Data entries
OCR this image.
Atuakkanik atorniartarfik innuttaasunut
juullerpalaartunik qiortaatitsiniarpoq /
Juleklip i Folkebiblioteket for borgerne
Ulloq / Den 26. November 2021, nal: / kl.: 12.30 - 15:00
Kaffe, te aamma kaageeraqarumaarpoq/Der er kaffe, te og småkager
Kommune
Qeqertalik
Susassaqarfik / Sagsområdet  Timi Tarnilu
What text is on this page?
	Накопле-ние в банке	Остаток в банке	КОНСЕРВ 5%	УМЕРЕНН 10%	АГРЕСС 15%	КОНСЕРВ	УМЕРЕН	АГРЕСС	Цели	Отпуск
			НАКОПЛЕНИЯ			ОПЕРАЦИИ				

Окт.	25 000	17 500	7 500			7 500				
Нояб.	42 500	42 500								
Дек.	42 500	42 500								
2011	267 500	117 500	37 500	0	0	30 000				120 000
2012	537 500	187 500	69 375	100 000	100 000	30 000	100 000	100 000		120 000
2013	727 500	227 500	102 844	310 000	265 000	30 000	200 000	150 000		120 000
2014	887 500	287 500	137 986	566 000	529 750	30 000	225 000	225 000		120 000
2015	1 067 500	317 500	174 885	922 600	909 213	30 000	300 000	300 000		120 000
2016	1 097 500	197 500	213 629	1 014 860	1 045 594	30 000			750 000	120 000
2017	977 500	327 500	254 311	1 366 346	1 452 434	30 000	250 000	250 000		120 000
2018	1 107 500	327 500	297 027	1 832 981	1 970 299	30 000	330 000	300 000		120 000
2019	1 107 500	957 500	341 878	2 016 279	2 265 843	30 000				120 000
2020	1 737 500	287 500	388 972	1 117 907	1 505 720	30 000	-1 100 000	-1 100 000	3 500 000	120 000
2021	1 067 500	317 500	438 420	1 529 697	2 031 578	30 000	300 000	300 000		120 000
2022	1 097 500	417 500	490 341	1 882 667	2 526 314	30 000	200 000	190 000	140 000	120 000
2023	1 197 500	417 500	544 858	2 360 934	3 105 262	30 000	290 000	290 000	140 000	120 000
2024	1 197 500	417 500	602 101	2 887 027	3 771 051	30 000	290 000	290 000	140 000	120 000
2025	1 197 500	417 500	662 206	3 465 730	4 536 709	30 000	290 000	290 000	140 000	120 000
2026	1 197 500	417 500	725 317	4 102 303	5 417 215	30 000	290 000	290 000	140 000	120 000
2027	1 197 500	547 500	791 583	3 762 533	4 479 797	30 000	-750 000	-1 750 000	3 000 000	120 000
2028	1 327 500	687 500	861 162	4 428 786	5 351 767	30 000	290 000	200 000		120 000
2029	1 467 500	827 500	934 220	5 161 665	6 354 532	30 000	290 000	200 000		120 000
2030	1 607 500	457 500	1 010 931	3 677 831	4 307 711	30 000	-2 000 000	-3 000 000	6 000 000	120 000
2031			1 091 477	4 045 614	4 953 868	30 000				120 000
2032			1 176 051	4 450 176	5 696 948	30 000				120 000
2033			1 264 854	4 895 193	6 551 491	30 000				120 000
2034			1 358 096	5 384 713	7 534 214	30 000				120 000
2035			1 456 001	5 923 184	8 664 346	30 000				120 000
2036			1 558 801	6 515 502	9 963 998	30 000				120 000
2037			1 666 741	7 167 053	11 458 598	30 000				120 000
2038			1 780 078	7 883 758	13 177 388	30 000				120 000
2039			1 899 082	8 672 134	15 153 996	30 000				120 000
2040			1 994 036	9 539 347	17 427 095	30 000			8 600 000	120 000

* _Work to do_:
From the records above, pick out and copy each line holding the word "this".

* _Expected answer_:
OCR this image.
What text is on this page?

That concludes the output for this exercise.